# EXERCISE TASK A
In the article on Notre Dame's game at Clemson, how many wins per season has Clemson averaged over the last four years?

# PROVIDED TEXT
• • • •
Deshaun Watson, Alex Gray

Hyperbole aside, does Notre Dame have a talent advantage against Clemson?


With two full days of practice left before Notre Dame boards a flight and heads for South Carolina, we’re reaching the summit of Mt. Hot Take. (Or at least let’s hope.)

It’s only Wednesday and we’ve already hit every water-cooler (that’s so 1980s) Twitter troll’s debate points:

* Comparing cupcakes— Wofford vs. UMass! Is Wofford better?

* Dabo thinks Notre Dame should play 13 games—but spends 350 words talking about how he could (it’s actually couldn’t, Dabo) care less if Notre Dame joins the ACC.

(I’ll let Dan Wetzel of Yahoo or Dan Wolken of USA Today handle that one.)

Today’s topic seems to focus on the atmosphere inside Clemson’s Memorial Stadium. With 81,500 sought-after tickets, Swinney quipped that he couldn’t even get Jesus a ticket.

Notre Dame knows it’s going to be rowdy. Maybe that’s why last week’s against UMass the Irish went with a non-verbal cadence. So when asked about entering Death Valley, Brian Kelly fully acknowledged the preparation for noise in his Tuesday press conference.

“We’ll be working nonverbal cadence as if it were the loudest environment that we’ve ever played in,” Kelly said.

Loudest environment we’ve ever played in? That sounds like Notre Dame is taking things seriously.

This afternoon, quarterback DeShone Kizer talked about preparing for an electric environment. He pointed to last season’s battle of two undefeated, top- five teams, and how getting to travel to Tallahassee and watch Everett Golson take on the elements will hopefully pay dividends.

“I’ve never heard anything so loud in my life,” Kizer said, when talking about big moments. “It feels like your insides are shaking on third down.”

In a week like this, apparently that wasn’t enough reverence.

In many ways, this feels like a bizarro scenario. It’s usually trips to Notre Dame Stadium that this kind of non-story gets the major build up, with opposing coaches asked the stock question about watching Rudy, talking about Rockne or giving their team a history lesson about the Four Horsemen.

(I’ll answer on behalf of all opposing coaches from now until eternity. “No, we didn’t do any of that.”)

So while we won’t know until Saturday if the moment gets too big for this Irish team, with College GameDay, the prime-time ABC slot and two undefeated teams, it’s curious that the one angle we don’t seem to be talking about is the matchup on the field.

It’s clear that since Swinney took over the Clemson program in 2008, he’s elevated its position nationally. No longer do we hear punchlines associated with the program. Instead, it’s put together a near-historic run of winning teams, averaging 10.5 wins a season over the last four years, including bowl wins over Urban Meyer and Ohio State, Les Miles and LSU, and a five-touchdown pasting of Bob Stoops’ Oklahoma team last season.
• • • •
# INFORMATION PROVIDED
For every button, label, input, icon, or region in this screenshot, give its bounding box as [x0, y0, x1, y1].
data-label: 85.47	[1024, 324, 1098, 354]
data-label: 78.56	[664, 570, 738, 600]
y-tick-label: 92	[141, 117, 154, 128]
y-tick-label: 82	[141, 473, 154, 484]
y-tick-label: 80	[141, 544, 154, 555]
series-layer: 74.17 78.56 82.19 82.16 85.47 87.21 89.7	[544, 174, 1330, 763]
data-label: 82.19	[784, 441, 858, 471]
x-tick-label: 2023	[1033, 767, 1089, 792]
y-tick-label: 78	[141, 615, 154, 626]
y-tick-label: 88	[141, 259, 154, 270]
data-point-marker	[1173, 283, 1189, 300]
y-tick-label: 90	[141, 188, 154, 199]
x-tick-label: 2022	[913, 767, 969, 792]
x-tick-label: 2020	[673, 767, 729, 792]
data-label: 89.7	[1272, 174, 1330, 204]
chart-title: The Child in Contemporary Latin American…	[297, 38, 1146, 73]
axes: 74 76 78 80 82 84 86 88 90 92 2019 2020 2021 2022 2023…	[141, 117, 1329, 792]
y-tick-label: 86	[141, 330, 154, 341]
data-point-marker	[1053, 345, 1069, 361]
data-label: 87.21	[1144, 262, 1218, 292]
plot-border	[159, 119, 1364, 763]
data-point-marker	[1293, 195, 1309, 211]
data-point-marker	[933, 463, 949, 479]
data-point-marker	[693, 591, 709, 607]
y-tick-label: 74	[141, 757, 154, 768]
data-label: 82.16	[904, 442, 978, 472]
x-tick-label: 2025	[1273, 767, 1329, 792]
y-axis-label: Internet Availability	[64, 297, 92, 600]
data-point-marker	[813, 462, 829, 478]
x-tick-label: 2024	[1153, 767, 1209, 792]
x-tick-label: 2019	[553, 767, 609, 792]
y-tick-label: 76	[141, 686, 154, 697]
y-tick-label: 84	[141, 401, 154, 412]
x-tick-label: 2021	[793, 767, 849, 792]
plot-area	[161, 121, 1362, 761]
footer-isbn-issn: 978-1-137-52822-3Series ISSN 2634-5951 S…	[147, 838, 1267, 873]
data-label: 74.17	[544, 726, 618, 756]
• • • •
# EXERCISE TASK B
Gather every line of the records that contains the string "plot".

# EXPECTED ANSWER A
10.5 wins a season

# EXPECTED ANSWER B
plot-border	[159, 119, 1364, 763]
plot-area	[161, 121, 1362, 761]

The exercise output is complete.